**PROVIDED MATERIAL**:
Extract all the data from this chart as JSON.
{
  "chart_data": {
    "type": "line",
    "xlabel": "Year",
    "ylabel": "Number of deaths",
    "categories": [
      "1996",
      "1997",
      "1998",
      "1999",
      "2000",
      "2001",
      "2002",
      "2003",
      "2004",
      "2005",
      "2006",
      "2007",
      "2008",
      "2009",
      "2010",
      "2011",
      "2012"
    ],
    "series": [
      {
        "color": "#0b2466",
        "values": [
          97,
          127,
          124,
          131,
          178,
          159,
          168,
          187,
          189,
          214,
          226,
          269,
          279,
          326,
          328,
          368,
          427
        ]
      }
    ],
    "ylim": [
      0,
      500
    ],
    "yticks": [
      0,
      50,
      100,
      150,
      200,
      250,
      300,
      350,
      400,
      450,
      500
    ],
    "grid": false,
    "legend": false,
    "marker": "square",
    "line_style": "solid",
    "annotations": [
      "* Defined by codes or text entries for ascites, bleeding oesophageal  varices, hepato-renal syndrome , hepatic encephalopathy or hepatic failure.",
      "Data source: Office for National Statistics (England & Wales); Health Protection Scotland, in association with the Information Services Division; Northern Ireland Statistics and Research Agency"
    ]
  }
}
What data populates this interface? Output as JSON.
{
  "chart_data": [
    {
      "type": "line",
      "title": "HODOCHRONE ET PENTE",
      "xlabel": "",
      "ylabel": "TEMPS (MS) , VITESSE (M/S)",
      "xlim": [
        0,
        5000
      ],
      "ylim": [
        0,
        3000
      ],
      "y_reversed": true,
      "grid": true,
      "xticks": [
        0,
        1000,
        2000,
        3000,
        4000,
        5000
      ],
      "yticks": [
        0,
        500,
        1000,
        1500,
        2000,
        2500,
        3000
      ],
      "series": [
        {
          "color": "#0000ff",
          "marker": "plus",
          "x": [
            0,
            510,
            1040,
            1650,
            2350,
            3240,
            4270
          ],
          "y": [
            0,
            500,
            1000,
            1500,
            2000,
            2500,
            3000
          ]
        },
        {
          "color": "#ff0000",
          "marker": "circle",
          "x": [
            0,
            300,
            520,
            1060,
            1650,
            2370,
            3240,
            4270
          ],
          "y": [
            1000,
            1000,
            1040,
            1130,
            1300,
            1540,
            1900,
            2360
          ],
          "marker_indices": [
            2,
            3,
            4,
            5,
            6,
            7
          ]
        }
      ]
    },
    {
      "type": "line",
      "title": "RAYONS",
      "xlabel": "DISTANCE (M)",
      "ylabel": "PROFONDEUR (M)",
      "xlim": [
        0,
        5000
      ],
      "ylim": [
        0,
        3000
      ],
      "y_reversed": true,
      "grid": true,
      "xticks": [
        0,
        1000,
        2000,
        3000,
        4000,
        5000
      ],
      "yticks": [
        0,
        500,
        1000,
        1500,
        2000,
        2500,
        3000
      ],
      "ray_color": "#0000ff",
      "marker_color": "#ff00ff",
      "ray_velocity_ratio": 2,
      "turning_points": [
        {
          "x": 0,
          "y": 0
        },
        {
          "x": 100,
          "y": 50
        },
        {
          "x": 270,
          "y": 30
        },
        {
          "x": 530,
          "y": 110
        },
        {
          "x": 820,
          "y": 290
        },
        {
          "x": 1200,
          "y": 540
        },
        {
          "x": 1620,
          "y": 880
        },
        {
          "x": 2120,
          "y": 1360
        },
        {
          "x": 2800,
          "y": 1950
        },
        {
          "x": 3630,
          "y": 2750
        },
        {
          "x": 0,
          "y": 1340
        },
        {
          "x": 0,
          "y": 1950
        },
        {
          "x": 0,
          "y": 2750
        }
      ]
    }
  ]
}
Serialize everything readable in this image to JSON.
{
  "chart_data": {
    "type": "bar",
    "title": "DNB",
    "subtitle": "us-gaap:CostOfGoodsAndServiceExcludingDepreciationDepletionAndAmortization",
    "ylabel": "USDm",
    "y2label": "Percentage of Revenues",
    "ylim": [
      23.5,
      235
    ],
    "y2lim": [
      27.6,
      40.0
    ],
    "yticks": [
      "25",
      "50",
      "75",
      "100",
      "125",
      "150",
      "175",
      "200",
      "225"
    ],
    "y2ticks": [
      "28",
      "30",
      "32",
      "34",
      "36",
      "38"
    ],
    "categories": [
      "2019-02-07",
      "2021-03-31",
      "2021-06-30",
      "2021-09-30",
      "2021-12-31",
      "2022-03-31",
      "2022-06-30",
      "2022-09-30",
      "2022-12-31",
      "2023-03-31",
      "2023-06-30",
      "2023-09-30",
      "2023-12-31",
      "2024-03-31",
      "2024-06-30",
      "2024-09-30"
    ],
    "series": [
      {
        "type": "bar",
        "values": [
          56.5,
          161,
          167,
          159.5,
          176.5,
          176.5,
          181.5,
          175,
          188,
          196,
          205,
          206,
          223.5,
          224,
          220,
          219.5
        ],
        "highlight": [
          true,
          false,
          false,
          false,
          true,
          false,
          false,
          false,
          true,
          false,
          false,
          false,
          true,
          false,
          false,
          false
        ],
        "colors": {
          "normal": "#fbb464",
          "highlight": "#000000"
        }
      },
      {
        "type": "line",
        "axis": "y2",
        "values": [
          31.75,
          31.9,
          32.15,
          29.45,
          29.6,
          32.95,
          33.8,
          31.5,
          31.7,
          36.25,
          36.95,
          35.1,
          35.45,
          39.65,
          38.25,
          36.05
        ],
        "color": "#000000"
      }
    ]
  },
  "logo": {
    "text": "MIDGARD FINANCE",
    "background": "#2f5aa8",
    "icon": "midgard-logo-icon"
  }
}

**DIRECTIONS**: Quote each line of the data above exactly as written.

**EXERCISE ANSWER**:
Extract all the data from this chart as JSON.
{
  "chart_data": {
    "type": "line",
    "xlabel": "Year",
    "ylabel": "Number of deaths",
    "categories": [
      "1996",
      "1997",
      "1998",
      "1999",
      "2000",
      "2001",
      "2002",
      "2003",
      "2004",
      "2005",
      "2006",
      "2007",
      "2008",
      "2009",
      "2010",
      "2011",
      "2012"
    ],
    "series": [
      {
        "color": "#0b2466",
        "values": [
          97,
          127,
          124,
          131,
          178,
          159,
          168,
          187,
          189,
          214,
          226,
          269,
          279,
          326,
          328,
          368,
          427
        ]
      }
    ],
    "ylim": [
      0,
      500
    ],
    "yticks": [
      0,
      50,
      100,
      150,
      200,
      250,
      300,
      350,
      400,
      450,
      500
    ],
    "grid": false,
    "legend": false,
    "marker": "square",
    "line_style": "solid",
    "annotations": [
      "* Defined by codes or text entries for ascites, bleeding oesophageal  varices, hepato-renal syndrome , hepatic encephalopathy or hepatic failure.",
      "Data source: Office for National Statistics (England & Wales); Health Protection Scotland, in association with the Information Services Division; Northern Ireland Statistics and Research Agency"
    ]
  }
}
What data populates this interface? Output as JSON.
{
  "chart_data": [
    {
      "type": "line",
      "title": "HODOCHRONE ET PENTE",
      "xlabel": "",
      "ylabel": "TEMPS (MS) , VITESSE (M/S)",
      "xlim": [
        0,
        5000
      ],
      "ylim": [
        0,
        3000
      ],
      "y_reversed": true,
      "grid": true,
      "xticks": [
        0,
        1000,
        2000,
        3000,
        4000,
        5000
      ],
      "yticks": [
        0,
        500,
        1000,
        1500,
        2000,
        2500,
        3000
      ],
      "series": [
        {
          "color": "#0000ff",
          "marker": "plus",
          "x": [
            0,
            510,
            1040,
            1650,
            2350,
            3240,
            4270
          ],
          "y": [
            0,
            500,
            1000,
            1500,
            2000,
            2500,
            3000
          ]
        },
        {
          "color": "#ff0000",
          "marker": "circle",
          "x": [
            0,
            300,
            520,
            1060,
            1650,
            2370,
            3240,
            4270
          ],
          "y": [
            1000,
            1000,
            1040,
            1130,
            1300,
            1540,
            1900,
            2360
          ],
          "marker_indices": [
            2,
            3,
            4,
            5,
            6,
            7
          ]
        }
      ]
    },
    {
      "type": "line",
      "title": "RAYONS",
      "xlabel": "DISTANCE (M)",
      "ylabel": "PROFONDEUR (M)",
      "xlim": [
        0,
        5000
      ],
      "ylim": [
        0,
        3000
      ],
      "y_reversed": true,
      "grid": true,
      "xticks": [
        0,
        1000,
        2000,
        3000,
        4000,
        5000
      ],
      "yticks": [
        0,
        500,
        1000,
        1500,
        2000,
        2500,
        3000
      ],
      "ray_color": "#0000ff",
      "marker_color": "#ff00ff",
      "ray_velocity_ratio": 2,
      "turning_points": [
        {
          "x": 0,
          "y": 0
        },
        {
          "x": 100,
          "y": 50
        },
        {
          "x": 270,
          "y": 30
        },
        {
          "x": 530,
          "y": 110
        },
        {
          "x": 820,
          "y": 290
        },
        {
          "x": 1200,
          "y": 540
        },
        {
          "x": 1620,
          "y": 880
        },
        {
          "x": 2120,
          "y": 1360
        },
        {
          "x": 2800,
          "y": 1950
        },
        {
          "x": 3630,
          "y": 2750
        },
        {
          "x": 0,
          "y": 1340
        },
        {
          "x": 0,
          "y": 1950
        },
        {
          "x": 0,
          "y": 2750
        }
      ]
    }
  ]
}
Serialize everything readable in this image to JSON.
{
  "chart_data": {
    "type": "bar",
    "title": "DNB",
    "subtitle": "us-gaap:CostOfGoodsAndServiceExcludingDepreciationDepletionAndAmortization",
    "ylabel": "USDm",
    "y2label": "Percentage of Revenues",
    "ylim": [
      23.5,
      235
    ],
    "y2lim": [
      27.6,
      40.0
    ],
    "yticks": [
      "25",
      "50",
      "75",
      "100",
      "125",
      "150",
      "175",
      "200",
      "225"
    ],
    "y2ticks": [
      "28",
      "30",
      "32",
      "34",
      "36",
      "38"
    ],
    "categories": [
      "2019-02-07",
      "2021-03-31",
      "2021-06-30",
      "2021-09-30",
      "2021-12-31",
      "2022-03-31",
      "2022-06-30",
      "2022-09-30",
      "2022-12-31",
      "2023-03-31",
      "2023-06-30",
      "2023-09-30",
      "2023-12-31",
      "2024-03-31",
      "2024-06-30",
      "2024-09-30"
    ],
    "series": [
      {
        "type": "bar",
        "values": [
          56.5,
          161,
          167,
          159.5,
          176.5,
          176.5,
          181.5,
          175,
          188,
          196,
          205,
          206,
          223.5,
          224,
          220,
          219.5
        ],
        "highlight": [
          true,
          false,
          false,
          false,
          true,
          false,
          false,
          false,
          true,
          false,
          false,
          false,
          true,
          false,
          false,
          false
        ],
        "colors": {
          "normal": "#fbb464",
          "highlight": "#000000"
        }
      },
      {
        "type": "line",
        "axis": "y2",
        "values": [
          31.75,
          31.9,
          32.15,
          29.45,
          29.6,
          32.95,
          33.8,
          31.5,
          31.7,
          36.25,
          36.95,
          35.1,
          35.45,
          39.65,
          38.25,
          36.05
        ],
        "color": "#000000"
      }
    ]
  },
  "logo": {
    "text": "MIDGARD FINANCE",
    "background": "#2f5aa8",
    "icon": "midgard-logo-icon"
  }
}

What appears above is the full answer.